### Work task
Search each line below for the word "this" and list those that contain it.

[Recorded data]
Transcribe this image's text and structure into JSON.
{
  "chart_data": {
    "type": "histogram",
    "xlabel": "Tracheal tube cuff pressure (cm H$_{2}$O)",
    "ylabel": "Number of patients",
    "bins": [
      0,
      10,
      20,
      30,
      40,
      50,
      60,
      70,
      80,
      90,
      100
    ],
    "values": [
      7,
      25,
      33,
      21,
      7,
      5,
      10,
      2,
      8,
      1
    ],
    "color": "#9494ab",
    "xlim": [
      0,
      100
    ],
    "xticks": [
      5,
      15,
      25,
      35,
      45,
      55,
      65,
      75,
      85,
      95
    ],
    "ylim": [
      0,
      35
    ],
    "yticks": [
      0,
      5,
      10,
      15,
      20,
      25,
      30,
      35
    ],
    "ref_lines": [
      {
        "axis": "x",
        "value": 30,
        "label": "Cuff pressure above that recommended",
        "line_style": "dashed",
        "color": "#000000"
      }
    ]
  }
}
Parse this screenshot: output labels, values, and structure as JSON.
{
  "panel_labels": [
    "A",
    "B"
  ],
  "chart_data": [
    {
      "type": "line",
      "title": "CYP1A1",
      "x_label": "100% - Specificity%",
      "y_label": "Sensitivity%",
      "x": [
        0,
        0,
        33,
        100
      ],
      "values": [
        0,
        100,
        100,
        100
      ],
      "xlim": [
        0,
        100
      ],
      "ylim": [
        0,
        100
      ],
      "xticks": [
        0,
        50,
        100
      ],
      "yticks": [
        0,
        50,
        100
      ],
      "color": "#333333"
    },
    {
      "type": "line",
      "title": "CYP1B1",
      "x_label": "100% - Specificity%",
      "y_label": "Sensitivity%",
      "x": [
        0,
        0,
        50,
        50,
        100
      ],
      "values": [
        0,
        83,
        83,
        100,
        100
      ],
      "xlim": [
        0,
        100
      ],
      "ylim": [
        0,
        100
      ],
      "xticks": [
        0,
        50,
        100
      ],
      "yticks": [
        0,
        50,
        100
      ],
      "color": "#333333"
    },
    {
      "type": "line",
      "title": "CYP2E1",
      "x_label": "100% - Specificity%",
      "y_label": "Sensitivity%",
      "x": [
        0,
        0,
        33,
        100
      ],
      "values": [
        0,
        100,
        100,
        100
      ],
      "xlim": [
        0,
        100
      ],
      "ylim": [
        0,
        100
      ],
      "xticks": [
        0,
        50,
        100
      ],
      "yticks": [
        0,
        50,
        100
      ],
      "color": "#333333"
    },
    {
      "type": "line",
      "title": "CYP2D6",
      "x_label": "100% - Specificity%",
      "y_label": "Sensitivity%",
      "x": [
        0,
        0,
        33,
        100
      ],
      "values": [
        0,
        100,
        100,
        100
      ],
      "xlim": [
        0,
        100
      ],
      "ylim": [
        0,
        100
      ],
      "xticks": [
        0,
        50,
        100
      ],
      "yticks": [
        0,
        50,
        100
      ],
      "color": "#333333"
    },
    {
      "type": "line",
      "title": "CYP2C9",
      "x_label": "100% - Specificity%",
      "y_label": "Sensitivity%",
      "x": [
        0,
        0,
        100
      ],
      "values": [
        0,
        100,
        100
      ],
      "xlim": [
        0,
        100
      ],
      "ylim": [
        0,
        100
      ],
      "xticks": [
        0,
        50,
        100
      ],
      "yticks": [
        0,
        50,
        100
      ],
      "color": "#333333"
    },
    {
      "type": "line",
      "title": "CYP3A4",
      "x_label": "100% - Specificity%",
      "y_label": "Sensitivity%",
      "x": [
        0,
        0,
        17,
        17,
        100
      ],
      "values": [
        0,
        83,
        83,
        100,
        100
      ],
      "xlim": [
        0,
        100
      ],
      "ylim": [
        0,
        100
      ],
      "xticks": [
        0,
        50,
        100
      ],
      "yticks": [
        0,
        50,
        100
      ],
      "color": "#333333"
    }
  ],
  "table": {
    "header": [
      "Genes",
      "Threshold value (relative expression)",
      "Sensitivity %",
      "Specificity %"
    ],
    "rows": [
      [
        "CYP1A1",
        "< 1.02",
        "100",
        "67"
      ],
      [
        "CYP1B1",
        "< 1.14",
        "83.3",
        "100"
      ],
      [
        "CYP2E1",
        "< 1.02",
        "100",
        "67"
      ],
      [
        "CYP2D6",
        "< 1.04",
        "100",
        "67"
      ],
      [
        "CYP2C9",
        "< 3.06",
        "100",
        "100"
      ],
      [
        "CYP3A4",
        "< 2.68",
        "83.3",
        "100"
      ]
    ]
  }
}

### Answer for the task
Transcribe this image's text and structure into JSON.
Parse this screenshot: output labels, values, and structure as JSON.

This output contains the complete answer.